**Your instructions**
With the pictures left out, write out the records verbatim.
# # # # #
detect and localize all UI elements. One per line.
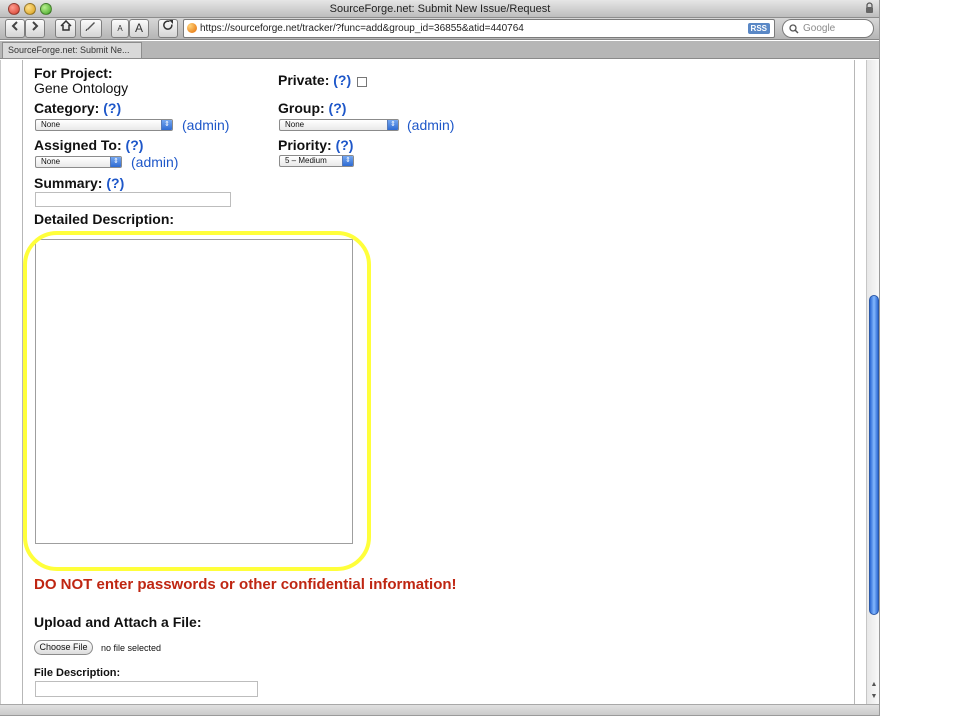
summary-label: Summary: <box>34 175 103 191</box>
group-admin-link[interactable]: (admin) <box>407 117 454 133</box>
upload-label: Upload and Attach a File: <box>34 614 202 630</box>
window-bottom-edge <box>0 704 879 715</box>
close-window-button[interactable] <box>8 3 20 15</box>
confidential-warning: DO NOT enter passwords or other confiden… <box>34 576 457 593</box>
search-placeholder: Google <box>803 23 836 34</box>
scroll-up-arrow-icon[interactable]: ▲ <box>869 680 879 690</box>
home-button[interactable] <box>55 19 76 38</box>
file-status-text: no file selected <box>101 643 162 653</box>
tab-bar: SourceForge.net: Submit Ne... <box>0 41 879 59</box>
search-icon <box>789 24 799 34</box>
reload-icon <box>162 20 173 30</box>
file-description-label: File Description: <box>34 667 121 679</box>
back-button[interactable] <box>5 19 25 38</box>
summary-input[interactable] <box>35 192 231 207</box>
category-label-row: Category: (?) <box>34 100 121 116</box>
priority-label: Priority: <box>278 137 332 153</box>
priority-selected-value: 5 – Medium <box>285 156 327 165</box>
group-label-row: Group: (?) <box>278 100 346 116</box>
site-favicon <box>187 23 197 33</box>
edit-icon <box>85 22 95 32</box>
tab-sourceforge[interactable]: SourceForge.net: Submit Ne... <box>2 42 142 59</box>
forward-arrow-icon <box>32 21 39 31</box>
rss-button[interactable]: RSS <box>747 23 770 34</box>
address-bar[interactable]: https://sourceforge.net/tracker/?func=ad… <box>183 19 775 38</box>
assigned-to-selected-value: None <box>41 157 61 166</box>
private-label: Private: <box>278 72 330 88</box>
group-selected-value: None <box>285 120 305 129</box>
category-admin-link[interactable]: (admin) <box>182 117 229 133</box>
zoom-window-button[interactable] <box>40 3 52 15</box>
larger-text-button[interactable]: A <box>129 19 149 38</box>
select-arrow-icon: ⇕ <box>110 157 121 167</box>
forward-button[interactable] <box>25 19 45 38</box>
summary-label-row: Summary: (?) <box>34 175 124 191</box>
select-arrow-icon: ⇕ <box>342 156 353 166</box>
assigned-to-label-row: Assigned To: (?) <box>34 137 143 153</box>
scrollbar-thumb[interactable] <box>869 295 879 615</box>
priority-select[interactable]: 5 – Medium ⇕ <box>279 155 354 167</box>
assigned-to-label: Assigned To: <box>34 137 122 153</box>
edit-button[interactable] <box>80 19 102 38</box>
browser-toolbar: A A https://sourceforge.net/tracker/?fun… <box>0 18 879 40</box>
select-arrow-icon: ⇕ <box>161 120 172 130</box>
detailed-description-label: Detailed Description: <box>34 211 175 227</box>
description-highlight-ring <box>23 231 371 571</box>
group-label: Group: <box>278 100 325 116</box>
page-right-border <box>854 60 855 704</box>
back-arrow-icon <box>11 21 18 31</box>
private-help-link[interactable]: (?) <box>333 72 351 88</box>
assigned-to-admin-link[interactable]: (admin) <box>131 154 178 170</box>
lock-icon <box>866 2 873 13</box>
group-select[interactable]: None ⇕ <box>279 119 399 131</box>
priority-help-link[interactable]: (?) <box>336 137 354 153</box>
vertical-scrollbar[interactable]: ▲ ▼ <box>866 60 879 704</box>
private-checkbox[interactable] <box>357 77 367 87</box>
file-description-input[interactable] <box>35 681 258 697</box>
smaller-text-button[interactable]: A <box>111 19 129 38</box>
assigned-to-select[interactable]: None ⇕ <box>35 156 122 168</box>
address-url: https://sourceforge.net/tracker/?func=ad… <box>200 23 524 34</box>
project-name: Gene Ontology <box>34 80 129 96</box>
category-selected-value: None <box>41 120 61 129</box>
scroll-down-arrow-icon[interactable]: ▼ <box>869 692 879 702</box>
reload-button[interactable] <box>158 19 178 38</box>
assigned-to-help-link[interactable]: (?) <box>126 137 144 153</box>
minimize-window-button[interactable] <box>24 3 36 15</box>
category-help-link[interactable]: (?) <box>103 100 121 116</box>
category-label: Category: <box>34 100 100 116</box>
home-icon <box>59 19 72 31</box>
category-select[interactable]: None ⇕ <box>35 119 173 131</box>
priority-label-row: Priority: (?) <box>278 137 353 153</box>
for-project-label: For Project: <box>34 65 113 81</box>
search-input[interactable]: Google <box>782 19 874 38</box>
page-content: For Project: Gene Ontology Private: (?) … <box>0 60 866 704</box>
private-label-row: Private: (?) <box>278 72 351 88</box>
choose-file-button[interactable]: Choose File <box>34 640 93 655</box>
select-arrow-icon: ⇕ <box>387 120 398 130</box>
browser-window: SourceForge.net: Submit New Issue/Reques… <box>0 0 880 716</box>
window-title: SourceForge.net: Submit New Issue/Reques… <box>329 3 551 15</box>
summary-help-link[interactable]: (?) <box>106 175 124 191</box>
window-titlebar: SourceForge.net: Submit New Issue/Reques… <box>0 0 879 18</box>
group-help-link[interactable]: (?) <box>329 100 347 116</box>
# # # # #
**Reply to the exercise**
detect and localize all UI elements. One per line.
summary-label: Summary: <box>34 175 103 191</box>
group-admin-link[interactable]: (admin) <box>407 117 454 133</box>
upload-label: Upload and Attach a File: <box>34 614 202 630</box>
window-bottom-edge <box>0 704 879 715</box>
close-window-button[interactable] <box>8 3 20 15</box>
confidential-warning: DO NOT enter passwords or other confiden… <box>34 576 457 593</box>
search-placeholder: Google <box>803 23 836 34</box>
scroll-up-arrow-icon[interactable]: ▲ <box>869 680 879 690</box>
home-button[interactable] <box>55 19 76 38</box>
file-status-text: no file selected <box>101 643 162 653</box>
tab-bar: SourceForge.net: Submit Ne... <box>0 41 879 59</box>
search-icon <box>789 24 799 34</box>
reload-icon <box>162 20 173 30</box>
file-description-label: File Description: <box>34 667 121 679</box>
back-button[interactable] <box>5 19 25 38</box>
summary-input[interactable] <box>35 192 231 207</box>
category-label-row: Category: (?) <box>34 100 121 116</box>
priority-label: Priority: <box>278 137 332 153</box>
priority-selected-value: 5 – Medium <box>285 156 327 165</box>
group-label-row: Group: (?) <box>278 100 346 116</box>
site-favicon <box>187 23 197 33</box>
edit-icon <box>85 22 95 32</box>
tab-sourceforge[interactable]: SourceForge.net: Submit Ne... <box>2 42 142 59</box>
forward-arrow-icon <box>32 21 39 31</box>
rss-button[interactable]: RSS <box>747 23 770 34</box>
address-bar[interactable]: https://sourceforge.net/tracker/?func=ad… <box>183 19 775 38</box>
assigned-to-selected-value: None <box>41 157 61 166</box>
private-label: Private: <box>278 72 330 88</box>
group-selected-value: None <box>285 120 305 129</box>
category-admin-link[interactable]: (admin) <box>182 117 229 133</box>
zoom-window-button[interactable] <box>40 3 52 15</box>
larger-text-button[interactable]: A <box>129 19 149 38</box>
select-arrow-icon: ⇕ <box>110 157 121 167</box>
forward-button[interactable] <box>25 19 45 38</box>
summary-label-row: Summary: (?) <box>34 175 124 191</box>
select-arrow-icon: ⇕ <box>342 156 353 166</box>
assigned-to-label-row: Assigned To: (?) <box>34 137 143 153</box>
scrollbar-thumb[interactable] <box>869 295 879 615</box>
priority-select[interactable]: 5 – Medium ⇕ <box>279 155 354 167</box>
assigned-to-label: Assigned To: <box>34 137 122 153</box>
edit-button[interactable] <box>80 19 102 38</box>
browser-toolbar: A A https://sourceforge.net/tracker/?fun… <box>0 18 879 40</box>
select-arrow-icon: ⇕ <box>161 120 172 130</box>
detailed-description-label: Detailed Description: <box>34 211 175 227</box>
description-highlight-ring <box>23 231 371 571</box>
group-label: Group: <box>278 100 325 116</box>
page-right-border <box>854 60 855 704</box>
back-arrow-icon <box>11 21 18 31</box>
private-help-link[interactable]: (?) <box>333 72 351 88</box>
assigned-to-admin-link[interactable]: (admin) <box>131 154 178 170</box>
lock-icon <box>866 2 873 13</box>
group-select[interactable]: None ⇕ <box>279 119 399 131</box>
priority-help-link[interactable]: (?) <box>336 137 354 153</box>
vertical-scrollbar[interactable]: ▲ ▼ <box>866 60 879 704</box>
private-checkbox[interactable] <box>357 77 367 87</box>
file-description-input[interactable] <box>35 681 258 697</box>
smaller-text-button[interactable]: A <box>111 19 129 38</box>
assigned-to-select[interactable]: None ⇕ <box>35 156 122 168</box>
address-url: https://sourceforge.net/tracker/?func=ad… <box>200 23 524 34</box>
project-name: Gene Ontology <box>34 80 129 96</box>
category-selected-value: None <box>41 120 61 129</box>
scroll-down-arrow-icon[interactable]: ▼ <box>869 692 879 702</box>
reload-button[interactable] <box>158 19 178 38</box>
assigned-to-help-link[interactable]: (?) <box>126 137 144 153</box>
minimize-window-button[interactable] <box>24 3 36 15</box>
category-help-link[interactable]: (?) <box>103 100 121 116</box>
category-label: Category: <box>34 100 100 116</box>
home-icon <box>59 19 72 31</box>
category-select[interactable]: None ⇕ <box>35 119 173 131</box>
priority-label-row: Priority: (?) <box>278 137 353 153</box>
for-project-label: For Project: <box>34 65 113 81</box>
search-input[interactable]: Google <box>782 19 874 38</box>
page-content: For Project: Gene Ontology Private: (?) … <box>0 60 866 704</box>
private-label-row: Private: (?) <box>278 72 351 88</box>
choose-file-button[interactable]: Choose File <box>34 640 93 655</box>
select-arrow-icon: ⇕ <box>387 120 398 130</box>
browser-window: SourceForge.net: Submit New Issue/Reques… <box>0 0 880 716</box>
window-title: SourceForge.net: Submit New Issue/Reques… <box>329 3 551 15</box>
summary-help-link[interactable]: (?) <box>106 175 124 191</box>
window-titlebar: SourceForge.net: Submit New Issue/Reques… <box>0 0 879 18</box>
group-help-link[interactable]: (?) <box>329 100 347 116</box>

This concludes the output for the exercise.